--- SET TASK ---
In the entries that follow, find the word "cases" and report each line it is on.

--- INPUT ROWS ---
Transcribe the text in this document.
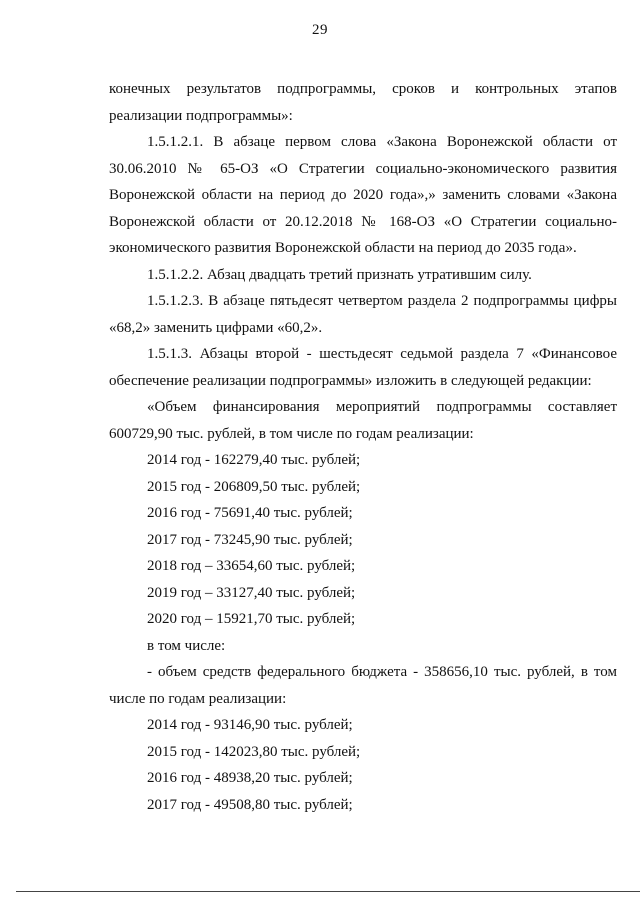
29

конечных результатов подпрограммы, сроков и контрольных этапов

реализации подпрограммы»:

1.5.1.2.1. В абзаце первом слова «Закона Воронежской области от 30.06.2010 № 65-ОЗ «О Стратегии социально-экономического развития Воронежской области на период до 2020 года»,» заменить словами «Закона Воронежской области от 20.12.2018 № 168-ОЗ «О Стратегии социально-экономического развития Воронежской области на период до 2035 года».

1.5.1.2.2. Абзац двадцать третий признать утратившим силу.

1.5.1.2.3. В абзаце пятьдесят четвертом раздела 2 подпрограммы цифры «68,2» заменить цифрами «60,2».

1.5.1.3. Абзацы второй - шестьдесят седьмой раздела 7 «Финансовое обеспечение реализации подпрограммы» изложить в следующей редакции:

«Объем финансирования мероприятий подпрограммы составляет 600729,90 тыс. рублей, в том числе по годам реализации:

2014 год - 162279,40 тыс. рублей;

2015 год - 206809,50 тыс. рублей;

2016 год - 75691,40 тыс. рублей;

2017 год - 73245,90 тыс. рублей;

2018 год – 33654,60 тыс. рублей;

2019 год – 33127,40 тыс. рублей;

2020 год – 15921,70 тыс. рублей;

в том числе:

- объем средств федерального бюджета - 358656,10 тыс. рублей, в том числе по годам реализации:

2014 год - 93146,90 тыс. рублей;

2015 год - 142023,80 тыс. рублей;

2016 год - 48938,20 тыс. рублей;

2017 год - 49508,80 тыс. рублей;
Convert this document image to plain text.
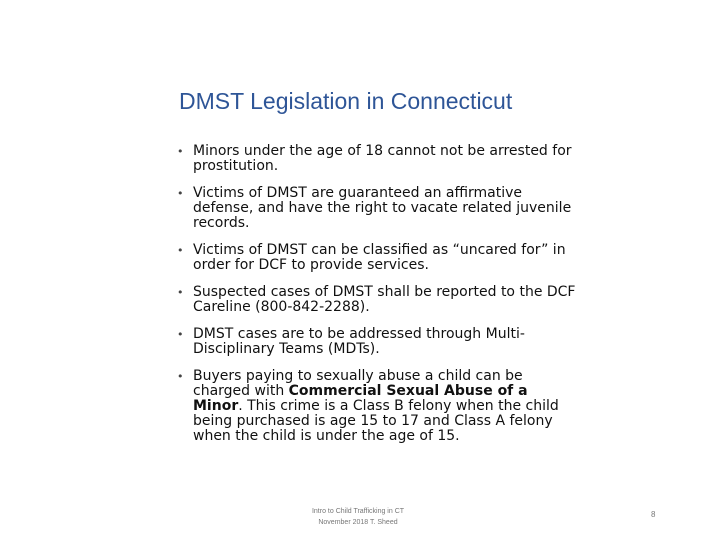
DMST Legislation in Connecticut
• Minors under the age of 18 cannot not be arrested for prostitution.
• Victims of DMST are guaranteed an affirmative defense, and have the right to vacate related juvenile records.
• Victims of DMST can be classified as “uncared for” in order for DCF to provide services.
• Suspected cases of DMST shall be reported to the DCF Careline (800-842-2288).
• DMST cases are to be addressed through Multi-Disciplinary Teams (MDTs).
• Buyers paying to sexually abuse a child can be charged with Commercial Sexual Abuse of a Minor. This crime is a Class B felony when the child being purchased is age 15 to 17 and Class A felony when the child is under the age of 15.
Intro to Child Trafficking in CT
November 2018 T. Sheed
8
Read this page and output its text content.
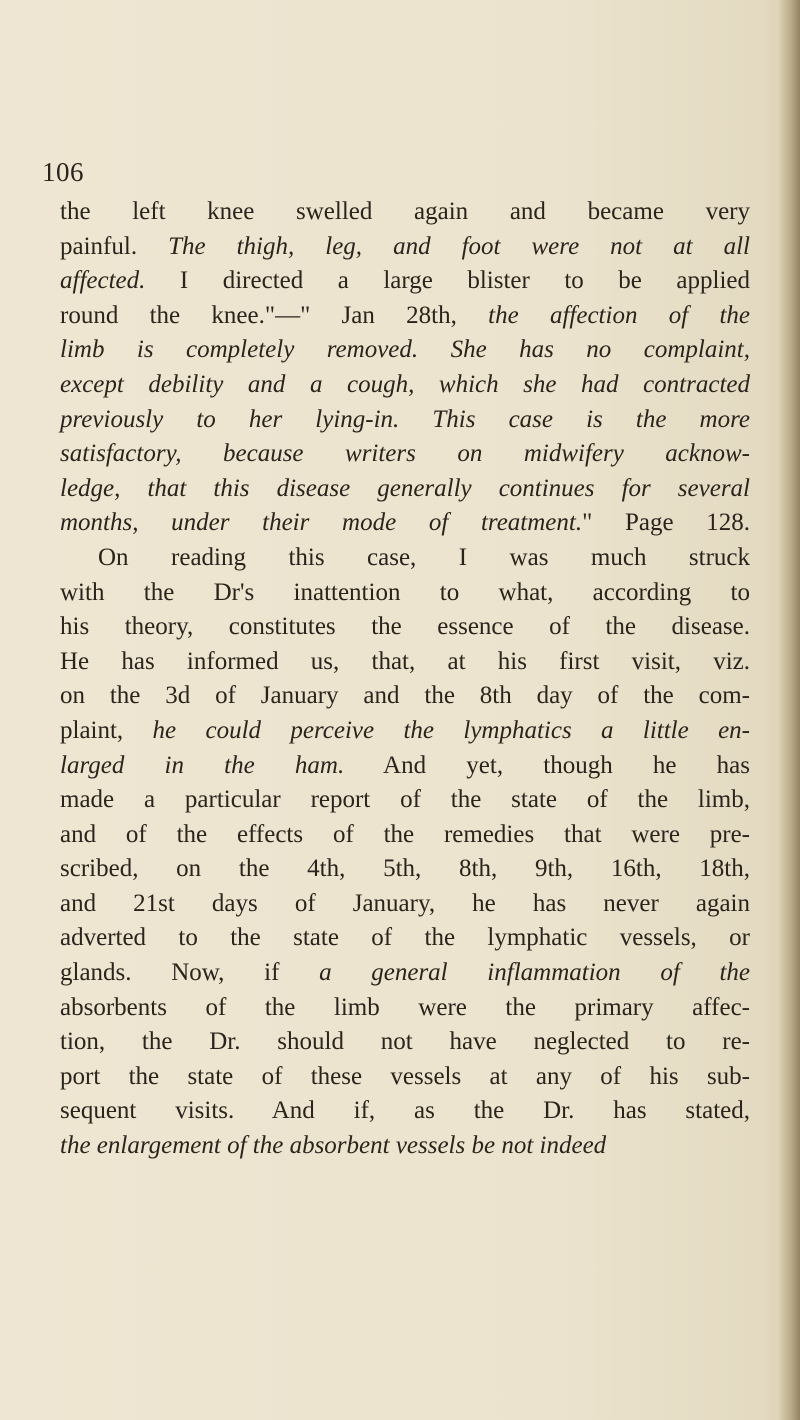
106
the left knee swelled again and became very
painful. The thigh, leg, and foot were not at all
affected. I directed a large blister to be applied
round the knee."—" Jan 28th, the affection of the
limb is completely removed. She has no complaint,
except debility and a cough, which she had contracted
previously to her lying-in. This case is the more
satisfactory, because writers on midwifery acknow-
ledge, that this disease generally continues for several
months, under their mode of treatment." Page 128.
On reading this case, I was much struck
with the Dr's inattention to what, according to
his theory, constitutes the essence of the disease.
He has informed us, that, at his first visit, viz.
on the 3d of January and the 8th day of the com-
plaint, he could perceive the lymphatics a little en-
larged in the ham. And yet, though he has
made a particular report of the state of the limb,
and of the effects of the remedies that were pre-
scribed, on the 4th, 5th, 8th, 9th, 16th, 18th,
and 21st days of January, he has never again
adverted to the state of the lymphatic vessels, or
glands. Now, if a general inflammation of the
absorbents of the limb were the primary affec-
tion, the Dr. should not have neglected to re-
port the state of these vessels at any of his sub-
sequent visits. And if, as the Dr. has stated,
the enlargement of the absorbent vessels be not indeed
==
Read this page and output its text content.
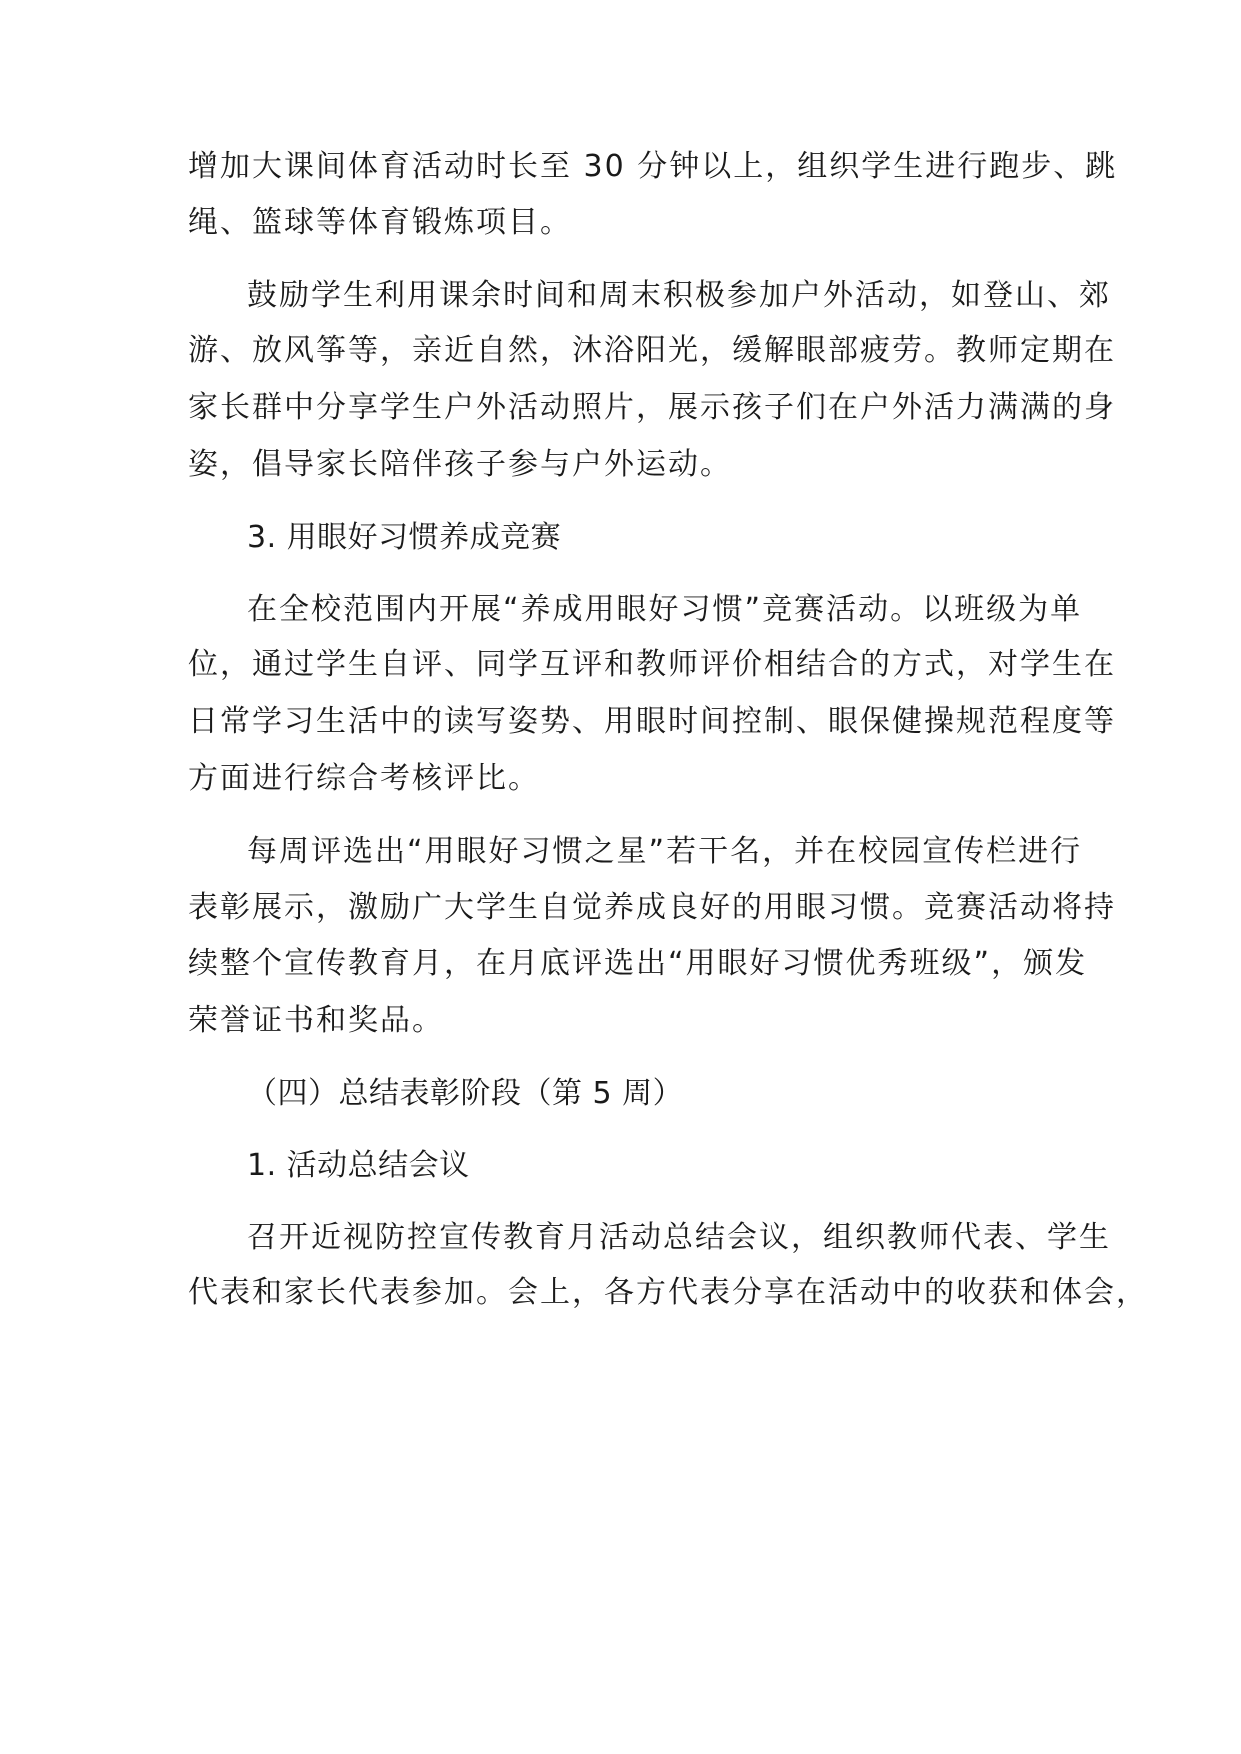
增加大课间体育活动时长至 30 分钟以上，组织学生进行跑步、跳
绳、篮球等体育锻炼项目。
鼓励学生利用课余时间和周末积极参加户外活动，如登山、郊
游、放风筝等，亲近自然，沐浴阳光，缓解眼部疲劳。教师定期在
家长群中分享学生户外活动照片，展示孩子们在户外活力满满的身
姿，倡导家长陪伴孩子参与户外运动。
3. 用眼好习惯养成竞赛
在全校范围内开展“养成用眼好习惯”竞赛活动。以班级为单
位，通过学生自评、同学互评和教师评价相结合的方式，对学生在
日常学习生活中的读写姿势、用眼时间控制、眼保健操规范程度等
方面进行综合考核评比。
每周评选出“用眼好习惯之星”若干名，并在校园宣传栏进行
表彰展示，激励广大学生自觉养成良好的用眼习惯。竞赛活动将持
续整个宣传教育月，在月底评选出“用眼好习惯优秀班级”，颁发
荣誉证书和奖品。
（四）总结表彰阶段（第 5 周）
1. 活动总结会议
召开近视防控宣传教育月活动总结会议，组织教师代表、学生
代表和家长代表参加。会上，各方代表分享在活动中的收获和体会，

--- RESULT ---
• Suspected cases of DMST shall be reported to the DCF Careline (800-842-2288).
• DMST cases are to be addressed through Multi-Disciplinary Teams (MDTs).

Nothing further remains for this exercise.